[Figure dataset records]
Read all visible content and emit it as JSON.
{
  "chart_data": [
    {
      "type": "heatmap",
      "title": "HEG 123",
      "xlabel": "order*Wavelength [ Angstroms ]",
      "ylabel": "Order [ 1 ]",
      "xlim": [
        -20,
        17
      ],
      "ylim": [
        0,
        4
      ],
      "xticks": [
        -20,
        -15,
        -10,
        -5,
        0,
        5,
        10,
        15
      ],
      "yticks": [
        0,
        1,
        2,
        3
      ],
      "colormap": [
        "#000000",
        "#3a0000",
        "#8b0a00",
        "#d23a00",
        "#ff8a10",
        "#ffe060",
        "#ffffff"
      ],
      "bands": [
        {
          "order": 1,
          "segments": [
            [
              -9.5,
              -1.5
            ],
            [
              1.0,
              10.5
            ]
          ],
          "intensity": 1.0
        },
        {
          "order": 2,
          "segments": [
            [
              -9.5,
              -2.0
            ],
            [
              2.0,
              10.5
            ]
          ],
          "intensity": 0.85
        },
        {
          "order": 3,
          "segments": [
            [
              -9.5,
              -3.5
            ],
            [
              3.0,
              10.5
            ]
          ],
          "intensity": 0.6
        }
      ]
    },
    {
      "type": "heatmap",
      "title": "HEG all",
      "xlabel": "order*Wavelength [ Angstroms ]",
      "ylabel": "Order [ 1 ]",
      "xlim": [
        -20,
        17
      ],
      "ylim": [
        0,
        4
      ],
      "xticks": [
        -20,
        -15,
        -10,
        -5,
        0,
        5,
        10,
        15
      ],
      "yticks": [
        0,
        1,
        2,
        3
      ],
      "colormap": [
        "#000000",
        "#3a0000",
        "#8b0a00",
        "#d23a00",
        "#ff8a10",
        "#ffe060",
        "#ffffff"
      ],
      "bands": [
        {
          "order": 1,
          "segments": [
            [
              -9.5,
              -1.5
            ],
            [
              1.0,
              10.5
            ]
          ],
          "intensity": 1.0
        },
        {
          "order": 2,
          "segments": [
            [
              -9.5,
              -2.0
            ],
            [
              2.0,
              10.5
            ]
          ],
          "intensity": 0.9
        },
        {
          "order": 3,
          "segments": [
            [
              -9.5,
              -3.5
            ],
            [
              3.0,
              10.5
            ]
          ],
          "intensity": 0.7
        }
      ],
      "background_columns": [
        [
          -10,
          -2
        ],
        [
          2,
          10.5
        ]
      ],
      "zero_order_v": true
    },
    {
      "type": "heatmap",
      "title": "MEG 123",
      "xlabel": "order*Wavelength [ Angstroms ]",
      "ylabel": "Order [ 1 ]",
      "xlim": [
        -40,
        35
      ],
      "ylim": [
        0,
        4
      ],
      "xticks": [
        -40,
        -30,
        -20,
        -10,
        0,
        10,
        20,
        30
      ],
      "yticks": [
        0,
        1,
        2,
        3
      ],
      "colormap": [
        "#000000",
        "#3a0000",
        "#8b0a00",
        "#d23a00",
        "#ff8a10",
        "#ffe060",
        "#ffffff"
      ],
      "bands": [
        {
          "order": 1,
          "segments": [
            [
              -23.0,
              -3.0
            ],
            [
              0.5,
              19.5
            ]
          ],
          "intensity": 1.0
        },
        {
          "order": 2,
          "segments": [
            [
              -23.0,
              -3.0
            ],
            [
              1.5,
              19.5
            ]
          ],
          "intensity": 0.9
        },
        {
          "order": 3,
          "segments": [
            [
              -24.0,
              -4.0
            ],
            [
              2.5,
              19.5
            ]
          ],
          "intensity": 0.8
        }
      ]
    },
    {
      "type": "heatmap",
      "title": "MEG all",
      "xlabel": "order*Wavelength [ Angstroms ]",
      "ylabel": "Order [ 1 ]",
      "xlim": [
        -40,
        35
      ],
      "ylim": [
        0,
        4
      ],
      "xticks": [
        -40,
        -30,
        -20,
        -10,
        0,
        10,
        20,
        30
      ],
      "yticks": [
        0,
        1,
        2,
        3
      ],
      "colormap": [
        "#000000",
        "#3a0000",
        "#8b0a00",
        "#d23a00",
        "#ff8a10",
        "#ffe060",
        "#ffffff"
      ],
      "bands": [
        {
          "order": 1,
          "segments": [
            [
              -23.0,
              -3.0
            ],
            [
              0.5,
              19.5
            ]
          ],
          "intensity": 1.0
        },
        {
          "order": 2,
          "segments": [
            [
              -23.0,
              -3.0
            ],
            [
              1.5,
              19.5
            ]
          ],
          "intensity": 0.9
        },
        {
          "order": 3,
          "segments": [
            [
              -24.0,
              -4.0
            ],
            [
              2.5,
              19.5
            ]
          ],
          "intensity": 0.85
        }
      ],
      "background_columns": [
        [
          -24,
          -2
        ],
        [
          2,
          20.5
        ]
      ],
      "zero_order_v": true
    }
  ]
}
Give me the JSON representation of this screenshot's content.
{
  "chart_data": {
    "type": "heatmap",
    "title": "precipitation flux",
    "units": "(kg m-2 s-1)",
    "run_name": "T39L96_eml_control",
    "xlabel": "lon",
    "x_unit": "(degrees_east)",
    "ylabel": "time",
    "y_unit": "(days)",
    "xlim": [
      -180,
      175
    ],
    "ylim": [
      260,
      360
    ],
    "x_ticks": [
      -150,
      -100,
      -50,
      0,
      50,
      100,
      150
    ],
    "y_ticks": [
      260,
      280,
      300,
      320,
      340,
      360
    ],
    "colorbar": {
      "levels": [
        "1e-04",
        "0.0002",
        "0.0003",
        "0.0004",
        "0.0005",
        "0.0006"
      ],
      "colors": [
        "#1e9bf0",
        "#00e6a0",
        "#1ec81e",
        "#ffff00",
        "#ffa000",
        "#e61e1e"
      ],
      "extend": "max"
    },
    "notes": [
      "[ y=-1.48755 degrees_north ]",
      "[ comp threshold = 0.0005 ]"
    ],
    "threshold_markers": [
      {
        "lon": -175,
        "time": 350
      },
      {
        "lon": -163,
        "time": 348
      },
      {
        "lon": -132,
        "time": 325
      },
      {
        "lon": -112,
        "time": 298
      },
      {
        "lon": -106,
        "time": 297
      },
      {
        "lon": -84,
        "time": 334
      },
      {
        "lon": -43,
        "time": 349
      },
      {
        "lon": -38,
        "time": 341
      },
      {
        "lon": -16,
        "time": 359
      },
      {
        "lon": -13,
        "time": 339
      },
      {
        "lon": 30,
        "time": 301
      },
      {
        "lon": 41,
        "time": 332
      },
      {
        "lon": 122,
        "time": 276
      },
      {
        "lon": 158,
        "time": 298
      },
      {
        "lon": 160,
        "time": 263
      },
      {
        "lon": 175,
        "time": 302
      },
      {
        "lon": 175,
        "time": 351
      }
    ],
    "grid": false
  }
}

● What to work on
Using the listing above, return all lines where the word "content" occurs.

● The completed task
Read all visible content and emit it as JSON.
Give me the JSON representation of this screenshot's content.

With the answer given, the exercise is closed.